# Required task:
Gather up every line from the entries below that uses the word "text".

# Records:
========================
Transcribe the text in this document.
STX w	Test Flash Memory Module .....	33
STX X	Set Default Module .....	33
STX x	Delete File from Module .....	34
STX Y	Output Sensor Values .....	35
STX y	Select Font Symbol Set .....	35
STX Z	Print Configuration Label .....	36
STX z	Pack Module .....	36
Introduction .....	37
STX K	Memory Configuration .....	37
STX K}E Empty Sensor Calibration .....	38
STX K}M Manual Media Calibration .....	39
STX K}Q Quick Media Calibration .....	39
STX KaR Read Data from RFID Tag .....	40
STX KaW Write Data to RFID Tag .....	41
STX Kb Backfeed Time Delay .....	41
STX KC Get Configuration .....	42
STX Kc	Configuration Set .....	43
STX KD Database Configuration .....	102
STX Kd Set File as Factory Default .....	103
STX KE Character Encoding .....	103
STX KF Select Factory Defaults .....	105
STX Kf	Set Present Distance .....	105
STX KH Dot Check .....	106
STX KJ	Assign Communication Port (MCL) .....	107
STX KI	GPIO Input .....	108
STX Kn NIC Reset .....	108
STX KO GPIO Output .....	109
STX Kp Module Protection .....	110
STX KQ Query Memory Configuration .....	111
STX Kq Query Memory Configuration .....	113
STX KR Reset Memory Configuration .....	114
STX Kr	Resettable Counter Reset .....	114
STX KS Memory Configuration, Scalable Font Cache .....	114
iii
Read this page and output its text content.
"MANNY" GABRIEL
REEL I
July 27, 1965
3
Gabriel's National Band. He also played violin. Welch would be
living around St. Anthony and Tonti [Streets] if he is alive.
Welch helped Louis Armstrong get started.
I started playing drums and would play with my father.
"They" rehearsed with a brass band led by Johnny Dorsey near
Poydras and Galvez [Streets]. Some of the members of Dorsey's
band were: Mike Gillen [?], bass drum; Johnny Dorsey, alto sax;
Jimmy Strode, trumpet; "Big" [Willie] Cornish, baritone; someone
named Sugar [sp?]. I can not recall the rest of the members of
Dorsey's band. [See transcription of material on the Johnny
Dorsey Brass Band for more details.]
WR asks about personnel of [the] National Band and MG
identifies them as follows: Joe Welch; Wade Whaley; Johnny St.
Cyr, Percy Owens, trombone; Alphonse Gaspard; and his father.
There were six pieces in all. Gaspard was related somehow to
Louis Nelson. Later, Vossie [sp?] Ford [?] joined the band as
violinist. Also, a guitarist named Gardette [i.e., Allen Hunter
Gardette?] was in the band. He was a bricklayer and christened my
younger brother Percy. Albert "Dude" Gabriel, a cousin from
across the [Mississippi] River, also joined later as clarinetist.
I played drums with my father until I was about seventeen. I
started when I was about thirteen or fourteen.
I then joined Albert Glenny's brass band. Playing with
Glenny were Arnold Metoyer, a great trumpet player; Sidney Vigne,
========================
# Solution to this problem:
Transcribe the text in this document.
Read this page and output its text content.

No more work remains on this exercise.